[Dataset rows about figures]
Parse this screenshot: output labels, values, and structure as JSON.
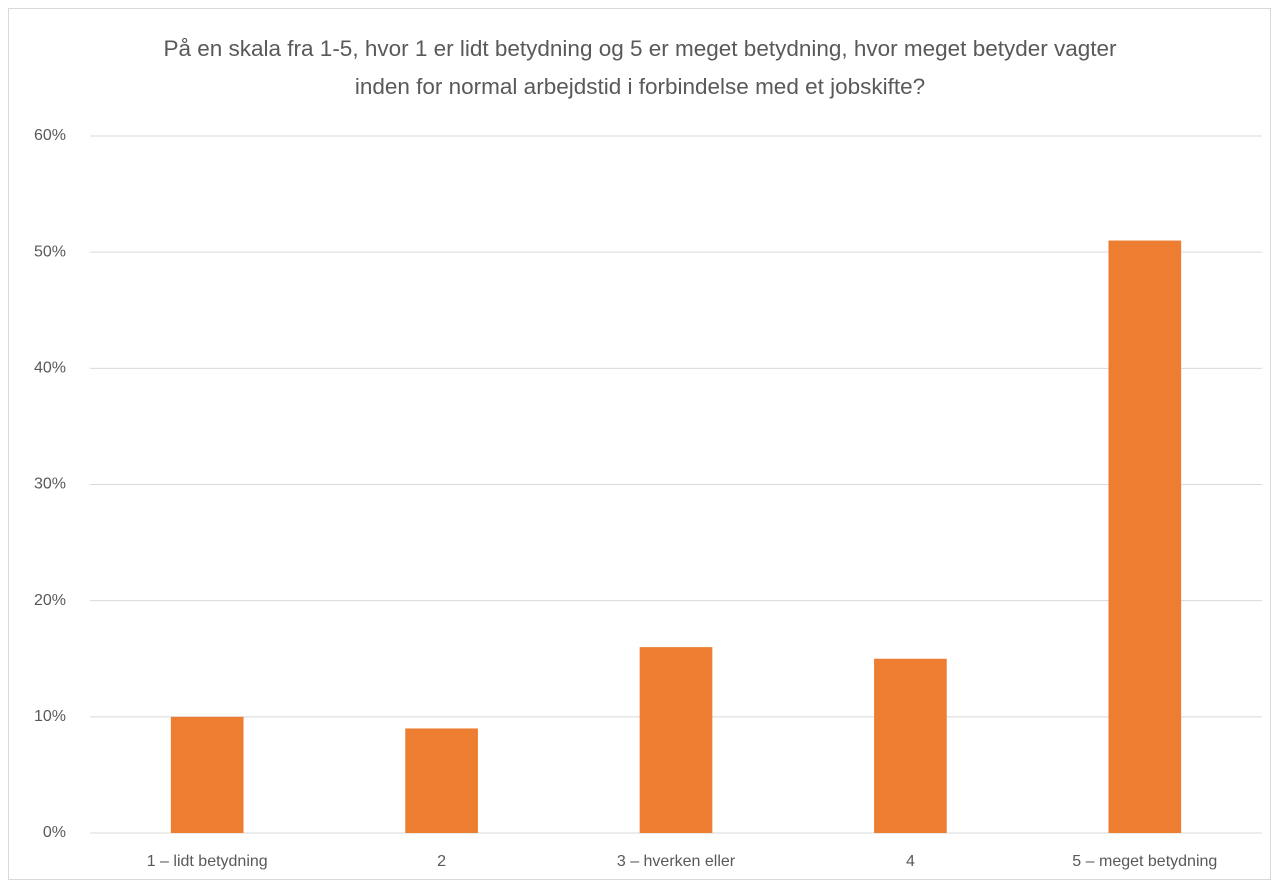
{
  "chart_data": {
    "type": "bar",
    "title": "På en skala fra 1-5, hvor 1 er lidt betydning og 5 er meget betydning, hvor meget betyder vagter inden for normal arbejdstid i forbindelse med et jobskifte?",
    "categories": [
      "1 – lidt betydning",
      "2",
      "3 – hverken eller",
      "4",
      "5 – meget betydning"
    ],
    "values": [
      10,
      9,
      16,
      15,
      51
    ],
    "color": "#ed7d31",
    "ylim": [
      0,
      60
    ],
    "yticks": [
      {
        "value": 0,
        "label": "0%"
      },
      {
        "value": 10,
        "label": "10%"
      },
      {
        "value": 20,
        "label": "20%"
      },
      {
        "value": 30,
        "label": "30%"
      },
      {
        "value": 40,
        "label": "40%"
      },
      {
        "value": 50,
        "label": "50%"
      },
      {
        "value": 60,
        "label": "60%"
      }
    ],
    "grid": true
  }
}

Your goal
Quote the records above exactly, leaving out any pictures.

Correct output
Parse this screenshot: output labels, values, and structure as JSON.
{
  "chart_data": {
    "type": "bar",
    "title": "På en skala fra 1-5, hvor 1 er lidt betydning og 5 er meget betydning, hvor meget betyder vagter inden for normal arbejdstid i forbindelse med et jobskifte?",
    "categories": [
      "1 – lidt betydning",
      "2",
      "3 – hverken eller",
      "4",
      "5 – meget betydning"
    ],
    "values": [
      10,
      9,
      16,
      15,
      51
    ],
    "color": "#ed7d31",
    "ylim": [
      0,
      60
    ],
    "yticks": [
      {
        "value": 0,
        "label": "0%"
      },
      {
        "value": 10,
        "label": "10%"
      },
      {
        "value": 20,
        "label": "20%"
      },
      {
        "value": 30,
        "label": "30%"
      },
      {
        "value": 40,
        "label": "40%"
      },
      {
        "value": 50,
        "label": "50%"
      },
      {
        "value": 60,
        "label": "60%"
      }
    ],
    "grid": true
  }
}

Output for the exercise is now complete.